### Given task
Omit the pictures, then reproduce every remaining record exactly.

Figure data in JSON
◆ ◆ ◆ ◆ ◆ ◆ ◆
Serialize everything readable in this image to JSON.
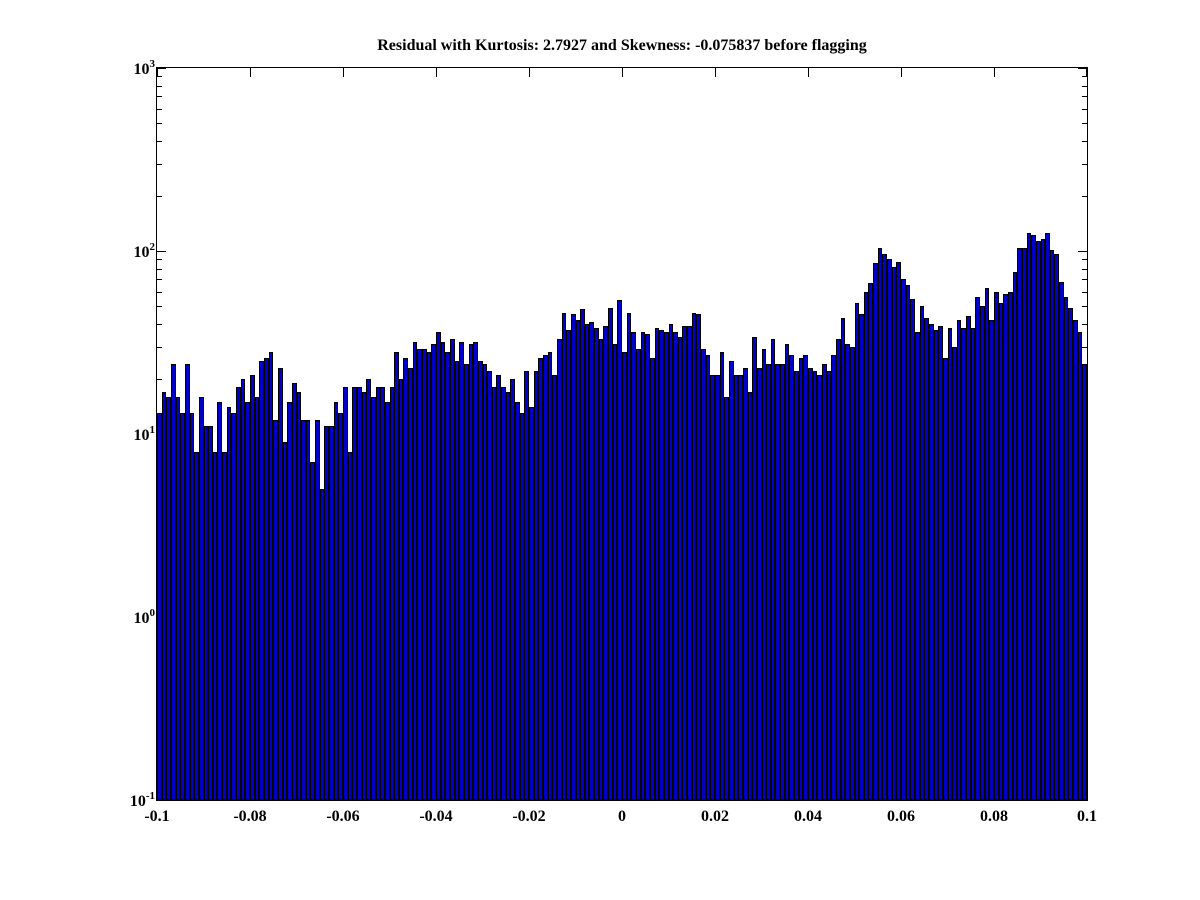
{
  "figure": {
    "background_color": "#ffffff",
    "axis_color": "#000000"
  },
  "chart_data": {
    "type": "bar",
    "subtype": "histogram",
    "title": "Residual with Kurtosis: 2.7927 and Skewness: -0.075837 before flagging",
    "xlabel": "",
    "ylabel": "",
    "x_range": [
      -0.1,
      0.1
    ],
    "n_bins": 200,
    "bin_start": -0.1,
    "bin_width": 0.001,
    "y_scale": "log10",
    "ylim": [
      0.1,
      1000
    ],
    "grid": false,
    "legend": null,
    "box": true,
    "x_tick_values": [
      -0.1,
      -0.08,
      -0.06,
      -0.04,
      -0.02,
      0,
      0.02,
      0.04,
      0.06,
      0.08,
      0.1
    ],
    "x_tick_labels": [
      "-0.1",
      "-0.08",
      "-0.06",
      "-0.04",
      "-0.02",
      "0",
      "0.02",
      "0.04",
      "0.06",
      "0.08",
      "0.1"
    ],
    "y_tick_base": "10",
    "y_tick_exponents": [
      "3",
      "2",
      "1",
      "0",
      "-1"
    ],
    "bar_color": "#0000C8",
    "bar_edge_color": "#000000",
    "values": [
      13,
      17,
      16,
      24,
      16,
      13,
      24,
      13,
      8,
      16,
      11,
      11,
      8,
      15,
      8,
      14,
      13,
      18,
      20,
      15,
      21,
      16,
      25,
      26,
      28,
      12,
      23,
      9,
      15,
      19,
      17,
      12,
      12,
      7,
      12,
      5,
      11,
      11,
      15,
      13,
      18,
      8,
      18,
      18,
      17,
      20,
      16,
      18,
      18,
      15,
      18,
      28,
      20,
      26,
      23,
      32,
      29,
      29,
      28,
      31,
      36,
      32,
      28,
      33,
      25,
      32,
      24,
      31,
      32,
      25,
      24,
      22,
      18,
      21,
      18,
      17,
      20,
      15,
      13,
      22,
      14,
      22,
      26,
      27,
      28,
      21,
      33,
      46,
      37,
      45,
      42,
      48,
      40,
      41,
      38,
      33,
      39,
      49,
      31,
      54,
      28,
      46,
      36,
      29,
      36,
      35,
      26,
      38,
      37,
      36,
      40,
      36,
      34,
      39,
      39,
      46,
      45,
      29,
      27,
      21,
      21,
      28,
      16,
      25,
      21,
      21,
      23,
      17,
      34,
      23,
      29,
      24,
      33,
      24,
      24,
      31,
      27,
      22,
      26,
      27,
      23,
      22,
      21,
      24,
      22,
      27,
      33,
      43,
      31,
      30,
      52,
      45,
      60,
      67,
      86,
      104,
      96,
      90,
      82,
      87,
      70,
      65,
      55,
      36,
      50,
      43,
      40,
      37,
      39,
      26,
      38,
      30,
      42,
      38,
      44,
      38,
      56,
      50,
      63,
      42,
      60,
      52,
      58,
      60,
      77,
      104,
      104,
      125,
      122,
      114,
      117,
      125,
      101,
      96,
      68,
      56,
      49,
      42,
      36,
      24
    ]
  }
}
◆ ◆ ◆ ◆ ◆ ◆ ◆
### Exercise solution
Serialize everything readable in this image to JSON.
{
  "figure": {
    "background_color": "#ffffff",
    "axis_color": "#000000"
  },
  "chart_data": {
    "type": "bar",
    "subtype": "histogram",
    "title": "Residual with Kurtosis: 2.7927 and Skewness: -0.075837 before flagging",
    "xlabel": "",
    "ylabel": "",
    "x_range": [
      -0.1,
      0.1
    ],
    "n_bins": 200,
    "bin_start": -0.1,
    "bin_width": 0.001,
    "y_scale": "log10",
    "ylim": [
      0.1,
      1000
    ],
    "grid": false,
    "legend": null,
    "box": true,
    "x_tick_values": [
      -0.1,
      -0.08,
      -0.06,
      -0.04,
      -0.02,
      0,
      0.02,
      0.04,
      0.06,
      0.08,
      0.1
    ],
    "x_tick_labels": [
      "-0.1",
      "-0.08",
      "-0.06",
      "-0.04",
      "-0.02",
      "0",
      "0.02",
      "0.04",
      "0.06",
      "0.08",
      "0.1"
    ],
    "y_tick_base": "10",
    "y_tick_exponents": [
      "3",
      "2",
      "1",
      "0",
      "-1"
    ],
    "bar_color": "#0000C8",
    "bar_edge_color": "#000000",
    "values": [
      13,
      17,
      16,
      24,
      16,
      13,
      24,
      13,
      8,
      16,
      11,
      11,
      8,
      15,
      8,
      14,
      13,
      18,
      20,
      15,
      21,
      16,
      25,
      26,
      28,
      12,
      23,
      9,
      15,
      19,
      17,
      12,
      12,
      7,
      12,
      5,
      11,
      11,
      15,
      13,
      18,
      8,
      18,
      18,
      17,
      20,
      16,
      18,
      18,
      15,
      18,
      28,
      20,
      26,
      23,
      32,
      29,
      29,
      28,
      31,
      36,
      32,
      28,
      33,
      25,
      32,
      24,
      31,
      32,
      25,
      24,
      22,
      18,
      21,
      18,
      17,
      20,
      15,
      13,
      22,
      14,
      22,
      26,
      27,
      28,
      21,
      33,
      46,
      37,
      45,
      42,
      48,
      40,
      41,
      38,
      33,
      39,
      49,
      31,
      54,
      28,
      46,
      36,
      29,
      36,
      35,
      26,
      38,
      37,
      36,
      40,
      36,
      34,
      39,
      39,
      46,
      45,
      29,
      27,
      21,
      21,
      28,
      16,
      25,
      21,
      21,
      23,
      17,
      34,
      23,
      29,
      24,
      33,
      24,
      24,
      31,
      27,
      22,
      26,
      27,
      23,
      22,
      21,
      24,
      22,
      27,
      33,
      43,
      31,
      30,
      52,
      45,
      60,
      67,
      86,
      104,
      96,
      90,
      82,
      87,
      70,
      65,
      55,
      36,
      50,
      43,
      40,
      37,
      39,
      26,
      38,
      30,
      42,
      38,
      44,
      38,
      56,
      50,
      63,
      42,
      60,
      52,
      58,
      60,
      77,
      104,
      104,
      125,
      122,
      114,
      117,
      125,
      101,
      96,
      68,
      56,
      49,
      42,
      36,
      24
    ]
  }
}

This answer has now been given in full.